→ **Dataset entries**:
==========
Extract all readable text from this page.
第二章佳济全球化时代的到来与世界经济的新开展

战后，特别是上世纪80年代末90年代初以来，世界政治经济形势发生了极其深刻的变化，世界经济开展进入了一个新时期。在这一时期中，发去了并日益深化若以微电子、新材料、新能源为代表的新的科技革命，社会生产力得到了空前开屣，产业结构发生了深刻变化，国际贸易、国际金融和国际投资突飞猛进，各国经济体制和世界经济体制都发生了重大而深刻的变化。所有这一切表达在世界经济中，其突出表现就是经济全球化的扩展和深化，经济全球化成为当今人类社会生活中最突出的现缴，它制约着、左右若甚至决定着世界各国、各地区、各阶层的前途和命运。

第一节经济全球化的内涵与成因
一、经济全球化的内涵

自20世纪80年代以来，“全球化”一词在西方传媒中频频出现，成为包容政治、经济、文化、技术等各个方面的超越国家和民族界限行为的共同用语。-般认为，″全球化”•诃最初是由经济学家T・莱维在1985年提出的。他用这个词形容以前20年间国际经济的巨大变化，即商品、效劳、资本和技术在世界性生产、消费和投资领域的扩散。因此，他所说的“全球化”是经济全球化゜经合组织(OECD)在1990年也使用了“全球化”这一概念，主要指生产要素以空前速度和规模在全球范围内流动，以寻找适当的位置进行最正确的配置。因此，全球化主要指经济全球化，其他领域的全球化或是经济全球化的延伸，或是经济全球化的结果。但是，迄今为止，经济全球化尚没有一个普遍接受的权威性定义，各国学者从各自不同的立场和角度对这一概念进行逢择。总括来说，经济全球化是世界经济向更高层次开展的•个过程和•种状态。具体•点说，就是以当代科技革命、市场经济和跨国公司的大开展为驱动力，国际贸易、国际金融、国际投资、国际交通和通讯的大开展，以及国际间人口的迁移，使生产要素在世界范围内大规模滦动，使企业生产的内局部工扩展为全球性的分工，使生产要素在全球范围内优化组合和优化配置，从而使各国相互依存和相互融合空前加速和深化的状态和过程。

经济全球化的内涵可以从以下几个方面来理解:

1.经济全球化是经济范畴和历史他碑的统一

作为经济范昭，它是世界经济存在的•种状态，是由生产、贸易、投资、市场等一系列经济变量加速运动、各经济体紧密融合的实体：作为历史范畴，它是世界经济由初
==========
→ **OBJECTIVE**:
Write out every line of the entries that holds the word "国际贸易".

→ **EXPECTED ANSWER**:
战后，特别是上世纪80年代末90年代初以来，世界政治经济形势发生了极其深刻的变化，世界经济开展进入了一个新时期。在这一时期中，发去了并日益深化若以微电子、新材料、新能源为代表的新的科技革命，社会生产力得到了空前开屣，产业结构发生了深刻变化，国际贸易、国际金融和国际投资突飞猛进，各国经济体制和世界经济体制都发生了重大而深刻的变化。所有这一切表达在世界经济中，其突出表现就是经济全球化的扩展和深化，经济全球化成为当今人类社会生活中最突出的现缴，它制约着、左右若甚至决定着世界各国、各地区、各阶层的前途和命运。
自20世纪80年代以来，“全球化”一词在西方传媒中频频出现，成为包容政治、经济、文化、技术等各个方面的超越国家和民族界限行为的共同用语。-般认为，″全球化”•诃最初是由经济学家T・莱维在1985年提出的。他用这个词形容以前20年间国际经济的巨大变化，即商品、效劳、资本和技术在世界性生产、消费和投资领域的扩散。因此，他所说的“全球化”是经济全球化゜经合组织(OECD)在1990年也使用了“全球化”这一概念，主要指生产要素以空前速度和规模在全球范围内流动，以寻找适当的位置进行最正确的配置。因此，全球化主要指经济全球化，其他领域的全球化或是经济全球化的延伸，或是经济全球化的结果。但是，迄今为止，经济全球化尚没有一个普遍接受的权威性定义，各国学者从各自不同的立场和角度对这一概念进行逢择。总括来说，经济全球化是世界经济向更高层次开展的•个过程和•种状态。具体•点说，就是以当代科技革命、市场经济和跨国公司的大开展为驱动力，国际贸易、国际金融、国际投资、国际交通和通讯的大开展，以及国际间人口的迁移，使生产要素在世界范围内大规模滦动，使企业生产的内局部工扩展为全球性的分工，使生产要素在全球范围内优化组合和优化配置，从而使各国相互依存和相互融合空前加速和深化的状态和过程。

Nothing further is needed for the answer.